Set down the material below in full, matching it exactly.

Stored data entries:

--

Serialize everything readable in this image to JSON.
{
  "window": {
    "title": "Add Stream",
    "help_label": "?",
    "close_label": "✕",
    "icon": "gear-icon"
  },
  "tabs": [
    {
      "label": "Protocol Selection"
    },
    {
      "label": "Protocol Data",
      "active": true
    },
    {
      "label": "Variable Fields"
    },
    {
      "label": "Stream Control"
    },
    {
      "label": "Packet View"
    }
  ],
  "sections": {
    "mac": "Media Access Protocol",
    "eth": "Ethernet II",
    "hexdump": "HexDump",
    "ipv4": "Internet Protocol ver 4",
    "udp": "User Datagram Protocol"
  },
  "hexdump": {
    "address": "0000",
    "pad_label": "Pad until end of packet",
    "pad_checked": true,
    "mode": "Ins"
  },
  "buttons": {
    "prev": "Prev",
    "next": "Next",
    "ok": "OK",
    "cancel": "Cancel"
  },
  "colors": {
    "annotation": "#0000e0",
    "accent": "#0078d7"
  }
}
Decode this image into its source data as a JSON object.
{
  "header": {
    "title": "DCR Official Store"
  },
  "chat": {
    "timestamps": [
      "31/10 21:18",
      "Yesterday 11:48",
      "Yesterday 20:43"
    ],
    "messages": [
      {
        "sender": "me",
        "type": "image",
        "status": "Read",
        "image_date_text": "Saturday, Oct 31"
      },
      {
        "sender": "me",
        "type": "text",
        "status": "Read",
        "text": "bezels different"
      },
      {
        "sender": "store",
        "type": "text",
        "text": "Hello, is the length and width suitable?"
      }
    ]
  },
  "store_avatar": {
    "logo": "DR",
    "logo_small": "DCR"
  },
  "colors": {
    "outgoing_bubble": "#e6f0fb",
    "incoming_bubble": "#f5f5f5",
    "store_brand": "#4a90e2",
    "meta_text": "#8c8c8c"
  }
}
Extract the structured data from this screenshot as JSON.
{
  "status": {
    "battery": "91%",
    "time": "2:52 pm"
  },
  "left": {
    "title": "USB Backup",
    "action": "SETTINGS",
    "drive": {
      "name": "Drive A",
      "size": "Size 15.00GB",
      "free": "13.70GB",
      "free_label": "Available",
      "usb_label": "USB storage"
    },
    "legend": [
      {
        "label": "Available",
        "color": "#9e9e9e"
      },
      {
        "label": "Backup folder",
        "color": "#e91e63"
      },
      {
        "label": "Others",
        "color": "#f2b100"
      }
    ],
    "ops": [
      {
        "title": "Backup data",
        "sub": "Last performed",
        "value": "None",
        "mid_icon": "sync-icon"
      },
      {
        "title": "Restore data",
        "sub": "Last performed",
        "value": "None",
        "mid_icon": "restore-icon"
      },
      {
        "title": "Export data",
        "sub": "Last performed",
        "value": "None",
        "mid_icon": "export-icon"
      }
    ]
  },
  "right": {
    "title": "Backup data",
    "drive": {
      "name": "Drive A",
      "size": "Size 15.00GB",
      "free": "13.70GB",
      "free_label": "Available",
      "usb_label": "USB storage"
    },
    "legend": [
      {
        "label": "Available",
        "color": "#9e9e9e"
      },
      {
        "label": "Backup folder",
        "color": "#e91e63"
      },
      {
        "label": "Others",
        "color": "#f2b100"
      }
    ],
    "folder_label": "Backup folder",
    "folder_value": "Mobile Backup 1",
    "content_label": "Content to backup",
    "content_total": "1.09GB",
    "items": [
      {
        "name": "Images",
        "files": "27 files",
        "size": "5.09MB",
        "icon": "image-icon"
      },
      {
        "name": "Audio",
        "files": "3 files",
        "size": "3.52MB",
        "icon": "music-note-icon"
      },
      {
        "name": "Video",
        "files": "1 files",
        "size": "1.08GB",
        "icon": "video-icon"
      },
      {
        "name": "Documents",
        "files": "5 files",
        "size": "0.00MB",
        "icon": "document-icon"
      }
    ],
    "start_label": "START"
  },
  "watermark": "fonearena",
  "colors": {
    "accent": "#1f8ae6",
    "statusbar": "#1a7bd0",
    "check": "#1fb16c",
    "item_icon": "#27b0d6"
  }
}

--

* _Solution to this task_
Serialize everything readable in this image to JSON.
{
  "window": {
    "title": "Add Stream",
    "help_label": "?",
    "close_label": "✕",
    "icon": "gear-icon"
  },
  "tabs": [
    {
      "label": "Protocol Selection"
    },
    {
      "label": "Protocol Data",
      "active": true
    },
    {
      "label": "Variable Fields"
    },
    {
      "label": "Stream Control"
    },
    {
      "label": "Packet View"
    }
  ],
  "sections": {
    "mac": "Media Access Protocol",
    "eth": "Ethernet II",
    "hexdump": "HexDump",
    "ipv4": "Internet Protocol ver 4",
    "udp": "User Datagram Protocol"
  },
  "hexdump": {
    "address": "0000",
    "pad_label": "Pad until end of packet",
    "pad_checked": true,
    "mode": "Ins"
  },
  "buttons": {
    "prev": "Prev",
    "next": "Next",
    "ok": "OK",
    "cancel": "Cancel"
  },
  "colors": {
    "annotation": "#0000e0",
    "accent": "#0078d7"
  }
}
Decode this image into its source data as a JSON object.
{
  "header": {
    "title": "DCR Official Store"
  },
  "chat": {
    "timestamps": [
      "31/10 21:18",
      "Yesterday 11:48",
      "Yesterday 20:43"
    ],
    "messages": [
      {
        "sender": "me",
        "type": "image",
        "status": "Read",
        "image_date_text": "Saturday, Oct 31"
      },
      {
        "sender": "me",
        "type": "text",
        "status": "Read",
        "text": "bezels different"
      },
      {
        "sender": "store",
        "type": "text",
        "text": "Hello, is the length and width suitable?"
      }
    ]
  },
  "store_avatar": {
    "logo": "DR",
    "logo_small": "DCR"
  },
  "colors": {
    "outgoing_bubble": "#e6f0fb",
    "incoming_bubble": "#f5f5f5",
    "store_brand": "#4a90e2",
    "meta_text": "#8c8c8c"
  }
}
Extract the structured data from this screenshot as JSON.
{
  "status": {
    "battery": "91%",
    "time": "2:52 pm"
  },
  "left": {
    "title": "USB Backup",
    "action": "SETTINGS",
    "drive": {
      "name": "Drive A",
      "size": "Size 15.00GB",
      "free": "13.70GB",
      "free_label": "Available",
      "usb_label": "USB storage"
    },
    "legend": [
      {
        "label": "Available",
        "color": "#9e9e9e"
      },
      {
        "label": "Backup folder",
        "color": "#e91e63"
      },
      {
        "label": "Others",
        "color": "#f2b100"
      }
    ],
    "ops": [
      {
        "title": "Backup data",
        "sub": "Last performed",
        "value": "None",
        "mid_icon": "sync-icon"
      },
      {
        "title": "Restore data",
        "sub": "Last performed",
        "value": "None",
        "mid_icon": "restore-icon"
      },
      {
        "title": "Export data",
        "sub": "Last performed",
        "value": "None",
        "mid_icon": "export-icon"
      }
    ]
  },
  "right": {
    "title": "Backup data",
    "drive": {
      "name": "Drive A",
      "size": "Size 15.00GB",
      "free": "13.70GB",
      "free_label": "Available",
      "usb_label": "USB storage"
    },
    "legend": [
      {
        "label": "Available",
        "color": "#9e9e9e"
      },
      {
        "label": "Backup folder",
        "color": "#e91e63"
      },
      {
        "label": "Others",
        "color": "#f2b100"
      }
    ],
    "folder_label": "Backup folder",
    "folder_value": "Mobile Backup 1",
    "content_label": "Content to backup",
    "content_total": "1.09GB",
    "items": [
      {
        "name": "Images",
        "files": "27 files",
        "size": "5.09MB",
        "icon": "image-icon"
      },
      {
        "name": "Audio",
        "files": "3 files",
        "size": "3.52MB",
        "icon": "music-note-icon"
      },
      {
        "name": "Video",
        "files": "1 files",
        "size": "1.08GB",
        "icon": "video-icon"
      },
      {
        "name": "Documents",
        "files": "5 files",
        "size": "0.00MB",
        "icon": "document-icon"
      }
    ],
    "start_label": "START"
  },
  "watermark": "fonearena",
  "colors": {
    "accent": "#1f8ae6",
    "statusbar": "#1a7bd0",
    "check": "#1fb16c",
    "item_icon": "#27b0d6"
  }
}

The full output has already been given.